━━━━━ EXCERPTED RECORDS ━━━━━

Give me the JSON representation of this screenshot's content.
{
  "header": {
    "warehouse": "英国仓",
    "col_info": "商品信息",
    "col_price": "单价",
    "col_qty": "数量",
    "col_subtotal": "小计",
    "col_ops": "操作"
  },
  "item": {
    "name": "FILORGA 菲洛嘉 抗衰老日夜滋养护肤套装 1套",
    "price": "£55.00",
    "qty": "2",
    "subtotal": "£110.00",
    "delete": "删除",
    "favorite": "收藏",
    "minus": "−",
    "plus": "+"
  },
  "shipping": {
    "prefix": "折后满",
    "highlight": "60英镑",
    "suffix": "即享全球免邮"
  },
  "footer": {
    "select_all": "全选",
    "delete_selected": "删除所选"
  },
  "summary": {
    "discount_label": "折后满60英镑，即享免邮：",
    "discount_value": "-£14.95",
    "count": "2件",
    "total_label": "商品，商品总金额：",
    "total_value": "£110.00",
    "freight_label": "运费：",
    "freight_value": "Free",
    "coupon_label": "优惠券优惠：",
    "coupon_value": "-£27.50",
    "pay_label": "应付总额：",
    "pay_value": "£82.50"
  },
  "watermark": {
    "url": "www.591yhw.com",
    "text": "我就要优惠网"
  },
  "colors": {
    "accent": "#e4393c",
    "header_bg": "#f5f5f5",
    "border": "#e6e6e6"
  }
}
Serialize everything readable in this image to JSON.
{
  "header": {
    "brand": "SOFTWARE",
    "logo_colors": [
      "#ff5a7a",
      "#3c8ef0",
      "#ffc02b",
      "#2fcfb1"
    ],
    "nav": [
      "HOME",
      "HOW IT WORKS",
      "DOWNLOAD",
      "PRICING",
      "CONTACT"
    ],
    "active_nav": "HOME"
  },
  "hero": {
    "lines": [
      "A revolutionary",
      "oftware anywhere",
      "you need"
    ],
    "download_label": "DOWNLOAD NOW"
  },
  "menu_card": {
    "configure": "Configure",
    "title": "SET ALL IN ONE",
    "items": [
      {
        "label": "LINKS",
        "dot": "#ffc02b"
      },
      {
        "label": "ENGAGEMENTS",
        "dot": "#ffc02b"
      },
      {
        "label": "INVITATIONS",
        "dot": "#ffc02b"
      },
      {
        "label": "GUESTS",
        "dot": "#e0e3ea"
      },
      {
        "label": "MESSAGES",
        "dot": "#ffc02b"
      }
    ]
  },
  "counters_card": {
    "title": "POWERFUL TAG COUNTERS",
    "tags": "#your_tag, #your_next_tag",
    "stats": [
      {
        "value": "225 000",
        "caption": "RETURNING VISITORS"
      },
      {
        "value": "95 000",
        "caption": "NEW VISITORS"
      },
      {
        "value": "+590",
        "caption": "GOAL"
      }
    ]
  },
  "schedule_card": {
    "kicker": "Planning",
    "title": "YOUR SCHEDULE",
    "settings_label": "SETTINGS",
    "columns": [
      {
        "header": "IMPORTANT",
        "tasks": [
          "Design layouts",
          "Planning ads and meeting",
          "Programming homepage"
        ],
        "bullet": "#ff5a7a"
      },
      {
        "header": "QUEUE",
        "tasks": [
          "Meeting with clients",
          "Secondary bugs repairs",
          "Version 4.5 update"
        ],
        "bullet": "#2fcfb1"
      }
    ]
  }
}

━━━━━

INSTRUCTIONS TO FOLLOW
Exact output of every entry is required.

ANSWER TO THIS PROBLEM
Give me the JSON representation of this screenshot's content.
{
  "header": {
    "warehouse": "英国仓",
    "col_info": "商品信息",
    "col_price": "单价",
    "col_qty": "数量",
    "col_subtotal": "小计",
    "col_ops": "操作"
  },
  "item": {
    "name": "FILORGA 菲洛嘉 抗衰老日夜滋养护肤套装 1套",
    "price": "£55.00",
    "qty": "2",
    "subtotal": "£110.00",
    "delete": "删除",
    "favorite": "收藏",
    "minus": "−",
    "plus": "+"
  },
  "shipping": {
    "prefix": "折后满",
    "highlight": "60英镑",
    "suffix": "即享全球免邮"
  },
  "footer": {
    "select_all": "全选",
    "delete_selected": "删除所选"
  },
  "summary": {
    "discount_label": "折后满60英镑，即享免邮：",
    "discount_value": "-£14.95",
    "count": "2件",
    "total_label": "商品，商品总金额：",
    "total_value": "£110.00",
    "freight_label": "运费：",
    "freight_value": "Free",
    "coupon_label": "优惠券优惠：",
    "coupon_value": "-£27.50",
    "pay_label": "应付总额：",
    "pay_value": "£82.50"
  },
  "watermark": {
    "url": "www.591yhw.com",
    "text": "我就要优惠网"
  },
  "colors": {
    "accent": "#e4393c",
    "header_bg": "#f5f5f5",
    "border": "#e6e6e6"
  }
}
Serialize everything readable in this image to JSON.
{
  "header": {
    "brand": "SOFTWARE",
    "logo_colors": [
      "#ff5a7a",
      "#3c8ef0",
      "#ffc02b",
      "#2fcfb1"
    ],
    "nav": [
      "HOME",
      "HOW IT WORKS",
      "DOWNLOAD",
      "PRICING",
      "CONTACT"
    ],
    "active_nav": "HOME"
  },
  "hero": {
    "lines": [
      "A revolutionary",
      "oftware anywhere",
      "you need"
    ],
    "download_label": "DOWNLOAD NOW"
  },
  "menu_card": {
    "configure": "Configure",
    "title": "SET ALL IN ONE",
    "items": [
      {
        "label": "LINKS",
        "dot": "#ffc02b"
      },
      {
        "label": "ENGAGEMENTS",
        "dot": "#ffc02b"
      },
      {
        "label": "INVITATIONS",
        "dot": "#ffc02b"
      },
      {
        "label": "GUESTS",
        "dot": "#e0e3ea"
      },
      {
        "label": "MESSAGES",
        "dot": "#ffc02b"
      }
    ]
  },
  "counters_card": {
    "title": "POWERFUL TAG COUNTERS",
    "tags": "#your_tag, #your_next_tag",
    "stats": [
      {
        "value": "225 000",
        "caption": "RETURNING VISITORS"
      },
      {
        "value": "95 000",
        "caption": "NEW VISITORS"
      },
      {
        "value": "+590",
        "caption": "GOAL"
      }
    ]
  },
  "schedule_card": {
    "kicker": "Planning",
    "title": "YOUR SCHEDULE",
    "settings_label": "SETTINGS",
    "columns": [
      {
        "header": "IMPORTANT",
        "tasks": [
          "Design layouts",
          "Planning ads and meeting",
          "Programming homepage"
        ],
        "bullet": "#ff5a7a"
      },
      {
        "header": "QUEUE",
        "tasks": [
          "Meeting with clients",
          "Secondary bugs repairs",
          "Version 4.5 update"
        ],
        "bullet": "#2fcfb1"
      }
    ]
  }
}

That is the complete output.